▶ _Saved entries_
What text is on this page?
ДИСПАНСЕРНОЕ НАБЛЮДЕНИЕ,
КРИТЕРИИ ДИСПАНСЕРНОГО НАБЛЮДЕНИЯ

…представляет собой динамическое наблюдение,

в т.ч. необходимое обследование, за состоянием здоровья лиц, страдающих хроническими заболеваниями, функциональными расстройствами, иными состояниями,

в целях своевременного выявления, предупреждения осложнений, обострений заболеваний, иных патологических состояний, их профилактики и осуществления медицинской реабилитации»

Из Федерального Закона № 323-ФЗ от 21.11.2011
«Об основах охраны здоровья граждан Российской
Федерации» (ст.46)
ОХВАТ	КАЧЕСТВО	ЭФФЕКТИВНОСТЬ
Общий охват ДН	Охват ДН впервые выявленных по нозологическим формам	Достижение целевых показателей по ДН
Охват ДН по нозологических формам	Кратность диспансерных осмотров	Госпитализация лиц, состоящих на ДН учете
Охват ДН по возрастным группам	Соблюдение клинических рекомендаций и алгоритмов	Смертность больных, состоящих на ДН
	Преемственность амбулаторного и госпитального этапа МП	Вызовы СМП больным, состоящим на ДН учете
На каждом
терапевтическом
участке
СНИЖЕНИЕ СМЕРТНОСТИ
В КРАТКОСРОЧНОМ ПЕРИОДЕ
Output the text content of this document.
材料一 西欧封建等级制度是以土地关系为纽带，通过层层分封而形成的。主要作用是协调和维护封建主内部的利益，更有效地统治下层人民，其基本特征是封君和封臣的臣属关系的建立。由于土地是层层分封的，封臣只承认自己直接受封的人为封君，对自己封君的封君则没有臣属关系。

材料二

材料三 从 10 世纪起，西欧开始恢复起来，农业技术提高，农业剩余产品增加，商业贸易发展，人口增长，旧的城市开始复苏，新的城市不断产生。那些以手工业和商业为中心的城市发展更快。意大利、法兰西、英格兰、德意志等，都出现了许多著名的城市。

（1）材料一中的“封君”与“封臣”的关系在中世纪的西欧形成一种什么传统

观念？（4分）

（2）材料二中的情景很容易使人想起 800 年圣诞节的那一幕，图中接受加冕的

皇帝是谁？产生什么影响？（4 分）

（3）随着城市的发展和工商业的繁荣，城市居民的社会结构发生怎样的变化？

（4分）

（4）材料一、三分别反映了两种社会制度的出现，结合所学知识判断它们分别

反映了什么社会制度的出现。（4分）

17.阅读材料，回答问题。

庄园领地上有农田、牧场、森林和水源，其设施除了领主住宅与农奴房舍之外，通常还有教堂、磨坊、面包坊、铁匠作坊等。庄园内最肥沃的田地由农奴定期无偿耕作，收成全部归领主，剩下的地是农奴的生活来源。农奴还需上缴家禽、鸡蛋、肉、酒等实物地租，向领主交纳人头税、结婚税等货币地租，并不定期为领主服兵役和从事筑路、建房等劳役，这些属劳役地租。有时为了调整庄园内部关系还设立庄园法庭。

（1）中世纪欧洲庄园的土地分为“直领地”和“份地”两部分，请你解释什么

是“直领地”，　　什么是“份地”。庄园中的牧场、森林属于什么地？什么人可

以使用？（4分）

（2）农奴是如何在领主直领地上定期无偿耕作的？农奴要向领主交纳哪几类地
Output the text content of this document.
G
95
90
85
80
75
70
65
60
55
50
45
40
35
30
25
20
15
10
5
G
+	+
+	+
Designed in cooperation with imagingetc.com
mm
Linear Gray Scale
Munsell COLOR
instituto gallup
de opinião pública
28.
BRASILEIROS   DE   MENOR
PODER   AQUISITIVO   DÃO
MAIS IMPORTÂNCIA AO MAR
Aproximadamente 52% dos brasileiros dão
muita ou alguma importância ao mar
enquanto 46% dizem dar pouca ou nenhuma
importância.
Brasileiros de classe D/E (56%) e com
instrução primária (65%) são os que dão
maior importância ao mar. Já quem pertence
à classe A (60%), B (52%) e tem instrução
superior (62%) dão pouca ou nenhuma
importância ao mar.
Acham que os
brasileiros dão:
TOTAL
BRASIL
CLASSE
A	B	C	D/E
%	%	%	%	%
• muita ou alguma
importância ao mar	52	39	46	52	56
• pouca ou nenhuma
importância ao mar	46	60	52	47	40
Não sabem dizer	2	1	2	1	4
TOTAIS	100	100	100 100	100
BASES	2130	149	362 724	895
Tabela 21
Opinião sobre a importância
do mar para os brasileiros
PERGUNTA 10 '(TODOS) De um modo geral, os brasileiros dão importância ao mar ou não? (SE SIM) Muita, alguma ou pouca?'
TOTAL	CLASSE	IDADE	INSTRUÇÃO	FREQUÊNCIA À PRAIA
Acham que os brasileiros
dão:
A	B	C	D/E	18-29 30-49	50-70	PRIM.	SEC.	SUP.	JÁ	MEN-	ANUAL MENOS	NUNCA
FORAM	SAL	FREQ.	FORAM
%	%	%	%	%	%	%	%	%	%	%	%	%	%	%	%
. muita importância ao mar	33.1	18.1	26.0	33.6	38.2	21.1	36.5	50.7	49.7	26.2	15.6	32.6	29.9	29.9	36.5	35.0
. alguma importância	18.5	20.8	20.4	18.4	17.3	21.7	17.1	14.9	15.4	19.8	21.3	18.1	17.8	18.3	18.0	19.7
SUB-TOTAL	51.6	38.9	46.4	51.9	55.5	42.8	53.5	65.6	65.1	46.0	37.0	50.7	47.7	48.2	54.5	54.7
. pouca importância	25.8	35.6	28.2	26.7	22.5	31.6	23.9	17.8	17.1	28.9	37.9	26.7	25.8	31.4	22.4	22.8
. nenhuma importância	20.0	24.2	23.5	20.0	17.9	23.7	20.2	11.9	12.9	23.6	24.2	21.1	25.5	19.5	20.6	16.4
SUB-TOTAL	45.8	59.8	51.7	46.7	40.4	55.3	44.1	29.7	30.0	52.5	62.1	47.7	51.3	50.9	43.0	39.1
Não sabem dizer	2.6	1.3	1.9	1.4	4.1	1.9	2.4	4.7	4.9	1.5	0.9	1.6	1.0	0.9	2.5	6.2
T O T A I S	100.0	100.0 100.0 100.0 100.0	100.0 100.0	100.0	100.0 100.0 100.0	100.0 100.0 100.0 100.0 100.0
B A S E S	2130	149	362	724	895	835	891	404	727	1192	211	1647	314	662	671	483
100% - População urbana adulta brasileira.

▶ _Directive_
Restate the records, all of them, precisely as written.

▶ _Solution to the problem_
What text is on this page?
ДИСПАНСЕРНОЕ НАБЛЮДЕНИЕ,
КРИТЕРИИ ДИСПАНСЕРНОГО НАБЛЮДЕНИЯ

…представляет собой динамическое наблюдение,

в т.ч. необходимое обследование, за состоянием здоровья лиц, страдающих хроническими заболеваниями, функциональными расстройствами, иными состояниями,

в целях своевременного выявления, предупреждения осложнений, обострений заболеваний, иных патологических состояний, их профилактики и осуществления медицинской реабилитации»

Из Федерального Закона № 323-ФЗ от 21.11.2011
«Об основах охраны здоровья граждан Российской
Федерации» (ст.46)
ОХВАТ	КАЧЕСТВО	ЭФФЕКТИВНОСТЬ
Общий охват ДН	Охват ДН впервые выявленных по нозологическим формам	Достижение целевых показателей по ДН
Охват ДН по нозологических формам	Кратность диспансерных осмотров	Госпитализация лиц, состоящих на ДН учете
Охват ДН по возрастным группам	Соблюдение клинических рекомендаций и алгоритмов	Смертность больных, состоящих на ДН
	Преемственность амбулаторного и госпитального этапа МП	Вызовы СМП больным, состоящим на ДН учете
На каждом
терапевтическом
участке
СНИЖЕНИЕ СМЕРТНОСТИ
В КРАТКОСРОЧНОМ ПЕРИОДЕ
Output the text content of this document.
材料一 西欧封建等级制度是以土地关系为纽带，通过层层分封而形成的。主要作用是协调和维护封建主内部的利益，更有效地统治下层人民，其基本特征是封君和封臣的臣属关系的建立。由于土地是层层分封的，封臣只承认自己直接受封的人为封君，对自己封君的封君则没有臣属关系。

材料二

材料三 从 10 世纪起，西欧开始恢复起来，农业技术提高，农业剩余产品增加，商业贸易发展，人口增长，旧的城市开始复苏，新的城市不断产生。那些以手工业和商业为中心的城市发展更快。意大利、法兰西、英格兰、德意志等，都出现了许多著名的城市。

（1）材料一中的“封君”与“封臣”的关系在中世纪的西欧形成一种什么传统

观念？（4分）

（2）材料二中的情景很容易使人想起 800 年圣诞节的那一幕，图中接受加冕的

皇帝是谁？产生什么影响？（4 分）

（3）随着城市的发展和工商业的繁荣，城市居民的社会结构发生怎样的变化？

（4分）

（4）材料一、三分别反映了两种社会制度的出现，结合所学知识判断它们分别

反映了什么社会制度的出现。（4分）

17.阅读材料，回答问题。

庄园领地上有农田、牧场、森林和水源，其设施除了领主住宅与农奴房舍之外，通常还有教堂、磨坊、面包坊、铁匠作坊等。庄园内最肥沃的田地由农奴定期无偿耕作，收成全部归领主，剩下的地是农奴的生活来源。农奴还需上缴家禽、鸡蛋、肉、酒等实物地租，向领主交纳人头税、结婚税等货币地租，并不定期为领主服兵役和从事筑路、建房等劳役，这些属劳役地租。有时为了调整庄园内部关系还设立庄园法庭。

（1）中世纪欧洲庄园的土地分为“直领地”和“份地”两部分，请你解释什么

是“直领地”，　　什么是“份地”。庄园中的牧场、森林属于什么地？什么人可

以使用？（4分）

（2）农奴是如何在领主直领地上定期无偿耕作的？农奴要向领主交纳哪几类地
Output the text content of this document.
G
95
90
85
80
75
70
65
60
55
50
45
40
35
30
25
20
15
10
5
G
+	+
+	+
Designed in cooperation with imagingetc.com
mm
Linear Gray Scale
Munsell COLOR
instituto gallup
de opinião pública
28.
BRASILEIROS   DE   MENOR
PODER   AQUISITIVO   DÃO
MAIS IMPORTÂNCIA AO MAR
Aproximadamente 52% dos brasileiros dão
muita ou alguma importância ao mar
enquanto 46% dizem dar pouca ou nenhuma
importância.
Brasileiros de classe D/E (56%) e com
instrução primária (65%) são os que dão
maior importância ao mar. Já quem pertence
à classe A (60%), B (52%) e tem instrução
superior (62%) dão pouca ou nenhuma
importância ao mar.
Acham que os
brasileiros dão:
TOTAL
BRASIL
CLASSE
A	B	C	D/E
%	%	%	%	%
• muita ou alguma
importância ao mar	52	39	46	52	56
• pouca ou nenhuma
importância ao mar	46	60	52	47	40
Não sabem dizer	2	1	2	1	4
TOTAIS	100	100	100 100	100
BASES	2130	149	362 724	895
Tabela 21
Opinião sobre a importância
do mar para os brasileiros
PERGUNTA 10 '(TODOS) De um modo geral, os brasileiros dão importância ao mar ou não? (SE SIM) Muita, alguma ou pouca?'
TOTAL	CLASSE	IDADE	INSTRUÇÃO	FREQUÊNCIA À PRAIA
Acham que os brasileiros
dão:
A	B	C	D/E	18-29 30-49	50-70	PRIM.	SEC.	SUP.	JÁ	MEN-	ANUAL MENOS	NUNCA
FORAM	SAL	FREQ.	FORAM
%	%	%	%	%	%	%	%	%	%	%	%	%	%	%	%
. muita importância ao mar	33.1	18.1	26.0	33.6	38.2	21.1	36.5	50.7	49.7	26.2	15.6	32.6	29.9	29.9	36.5	35.0
. alguma importância	18.5	20.8	20.4	18.4	17.3	21.7	17.1	14.9	15.4	19.8	21.3	18.1	17.8	18.3	18.0	19.7
SUB-TOTAL	51.6	38.9	46.4	51.9	55.5	42.8	53.5	65.6	65.1	46.0	37.0	50.7	47.7	48.2	54.5	54.7
. pouca importância	25.8	35.6	28.2	26.7	22.5	31.6	23.9	17.8	17.1	28.9	37.9	26.7	25.8	31.4	22.4	22.8
. nenhuma importância	20.0	24.2	23.5	20.0	17.9	23.7	20.2	11.9	12.9	23.6	24.2	21.1	25.5	19.5	20.6	16.4
SUB-TOTAL	45.8	59.8	51.7	46.7	40.4	55.3	44.1	29.7	30.0	52.5	62.1	47.7	51.3	50.9	43.0	39.1
Não sabem dizer	2.6	1.3	1.9	1.4	4.1	1.9	2.4	4.7	4.9	1.5	0.9	1.6	1.0	0.9	2.5	6.2
T O T A I S	100.0	100.0 100.0 100.0 100.0	100.0 100.0	100.0	100.0 100.0 100.0	100.0 100.0 100.0 100.0 100.0
B A S E S	2130	149	362	724	895	835	891	404	727	1192	211	1647	314	662	671	483
100% - População urbana adulta brasileira.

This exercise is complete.